→ What you will do
Write out, with no changes, the lines of the material starting with the one containing "300, 308, 348]" and going on through the one containing "488, 513, 532]".

→ Supplied information

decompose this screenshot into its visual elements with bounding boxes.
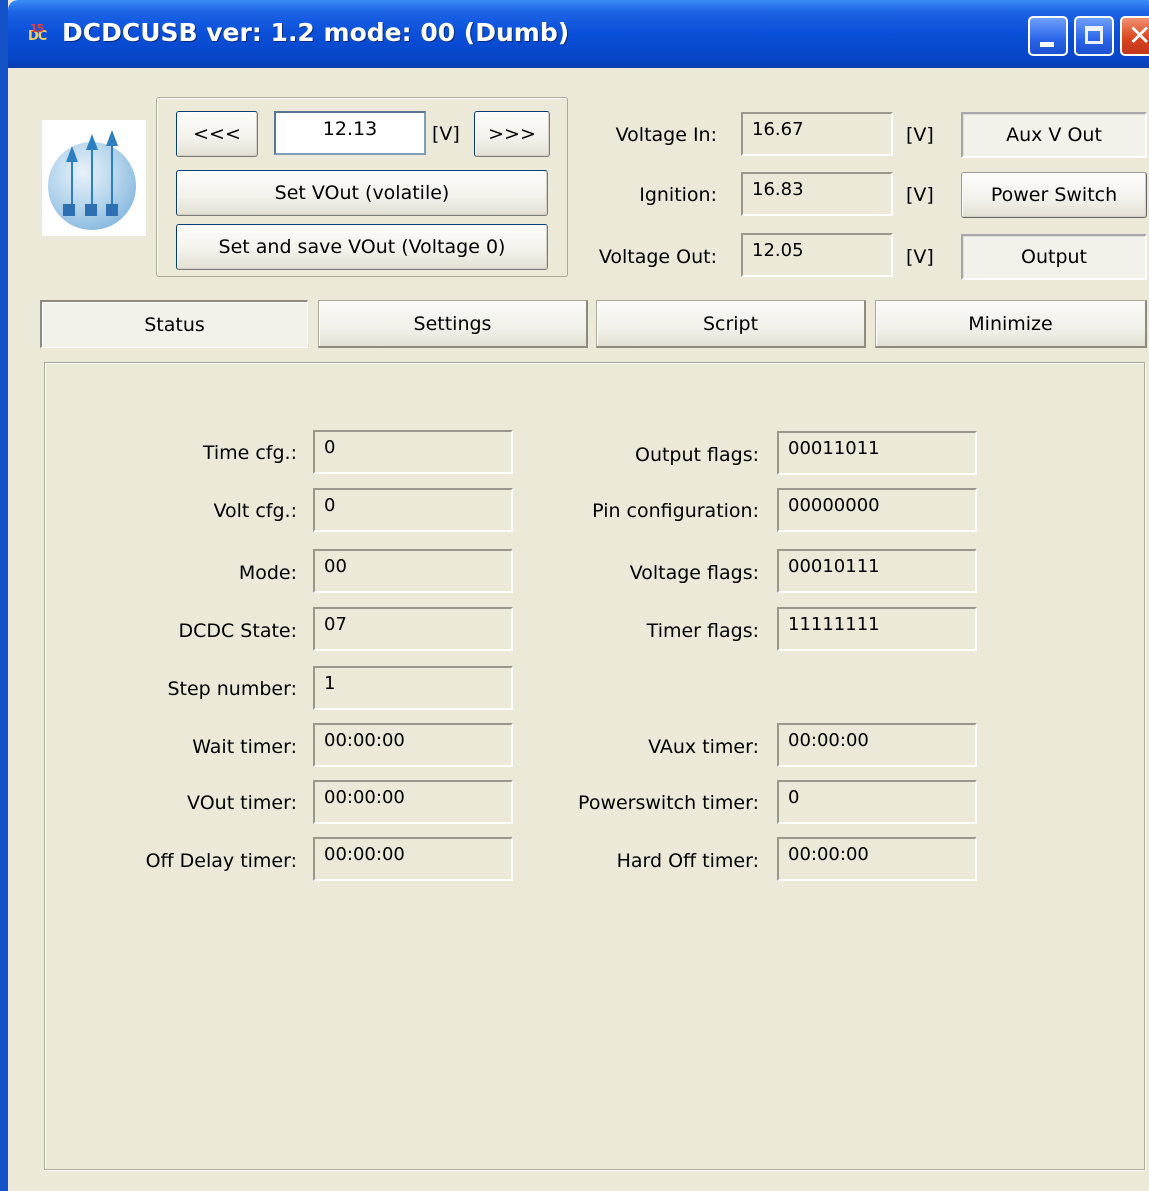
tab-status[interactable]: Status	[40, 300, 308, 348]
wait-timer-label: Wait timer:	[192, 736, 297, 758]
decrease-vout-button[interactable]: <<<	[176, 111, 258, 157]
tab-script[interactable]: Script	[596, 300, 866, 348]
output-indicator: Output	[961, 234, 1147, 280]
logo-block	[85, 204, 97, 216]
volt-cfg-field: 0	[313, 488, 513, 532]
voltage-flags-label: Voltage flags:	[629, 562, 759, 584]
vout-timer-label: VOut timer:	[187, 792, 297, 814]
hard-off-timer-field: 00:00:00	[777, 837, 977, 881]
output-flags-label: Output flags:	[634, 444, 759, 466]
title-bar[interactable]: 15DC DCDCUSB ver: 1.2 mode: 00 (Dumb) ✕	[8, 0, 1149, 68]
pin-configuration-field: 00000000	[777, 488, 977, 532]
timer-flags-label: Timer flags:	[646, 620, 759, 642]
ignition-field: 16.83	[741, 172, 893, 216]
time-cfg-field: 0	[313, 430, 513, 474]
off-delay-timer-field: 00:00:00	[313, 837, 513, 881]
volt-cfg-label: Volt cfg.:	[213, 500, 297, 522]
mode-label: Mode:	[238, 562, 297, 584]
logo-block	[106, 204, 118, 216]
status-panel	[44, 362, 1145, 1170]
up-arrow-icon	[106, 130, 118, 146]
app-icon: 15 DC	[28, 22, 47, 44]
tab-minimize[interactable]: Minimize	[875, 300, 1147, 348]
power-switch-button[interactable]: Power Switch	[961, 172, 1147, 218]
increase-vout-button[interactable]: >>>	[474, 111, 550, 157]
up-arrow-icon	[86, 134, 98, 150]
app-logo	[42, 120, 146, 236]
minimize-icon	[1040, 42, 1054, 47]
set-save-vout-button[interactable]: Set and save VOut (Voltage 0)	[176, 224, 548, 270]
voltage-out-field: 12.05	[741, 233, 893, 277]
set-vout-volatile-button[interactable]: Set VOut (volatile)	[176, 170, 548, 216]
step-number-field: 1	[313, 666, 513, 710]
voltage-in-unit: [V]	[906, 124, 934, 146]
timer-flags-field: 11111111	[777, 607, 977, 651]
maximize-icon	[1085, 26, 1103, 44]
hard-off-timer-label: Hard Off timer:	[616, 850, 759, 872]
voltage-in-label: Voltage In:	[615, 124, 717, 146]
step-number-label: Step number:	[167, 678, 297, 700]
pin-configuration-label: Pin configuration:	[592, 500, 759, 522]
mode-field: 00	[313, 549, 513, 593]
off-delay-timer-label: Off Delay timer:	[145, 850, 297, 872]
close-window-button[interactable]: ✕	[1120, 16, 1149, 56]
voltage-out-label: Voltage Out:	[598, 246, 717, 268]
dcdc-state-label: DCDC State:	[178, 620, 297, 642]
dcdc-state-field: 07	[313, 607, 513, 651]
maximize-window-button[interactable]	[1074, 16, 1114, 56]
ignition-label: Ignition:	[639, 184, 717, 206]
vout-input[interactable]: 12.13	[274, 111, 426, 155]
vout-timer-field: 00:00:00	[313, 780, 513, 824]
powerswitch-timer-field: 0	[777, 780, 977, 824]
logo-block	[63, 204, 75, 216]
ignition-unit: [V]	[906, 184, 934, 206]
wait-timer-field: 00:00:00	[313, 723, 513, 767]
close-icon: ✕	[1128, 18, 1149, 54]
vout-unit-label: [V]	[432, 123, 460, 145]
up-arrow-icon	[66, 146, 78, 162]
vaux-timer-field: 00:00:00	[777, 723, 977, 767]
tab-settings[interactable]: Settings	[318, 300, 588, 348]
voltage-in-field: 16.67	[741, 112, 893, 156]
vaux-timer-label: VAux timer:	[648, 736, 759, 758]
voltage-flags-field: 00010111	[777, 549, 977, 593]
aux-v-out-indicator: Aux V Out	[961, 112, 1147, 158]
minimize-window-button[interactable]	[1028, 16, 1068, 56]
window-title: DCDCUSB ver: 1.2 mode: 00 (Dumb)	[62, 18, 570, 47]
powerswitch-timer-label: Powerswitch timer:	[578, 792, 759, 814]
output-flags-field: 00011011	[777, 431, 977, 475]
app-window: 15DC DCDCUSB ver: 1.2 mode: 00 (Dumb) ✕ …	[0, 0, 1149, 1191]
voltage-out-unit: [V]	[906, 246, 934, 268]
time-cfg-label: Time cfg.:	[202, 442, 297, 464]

→ Response below
tab-status[interactable]: Status	[40, 300, 308, 348]
wait-timer-label: Wait timer:	[192, 736, 297, 758]
decrease-vout-button[interactable]: <<<	[176, 111, 258, 157]
tab-script[interactable]: Script	[596, 300, 866, 348]
output-indicator: Output	[961, 234, 1147, 280]
logo-block	[85, 204, 97, 216]
volt-cfg-field: 0	[313, 488, 513, 532]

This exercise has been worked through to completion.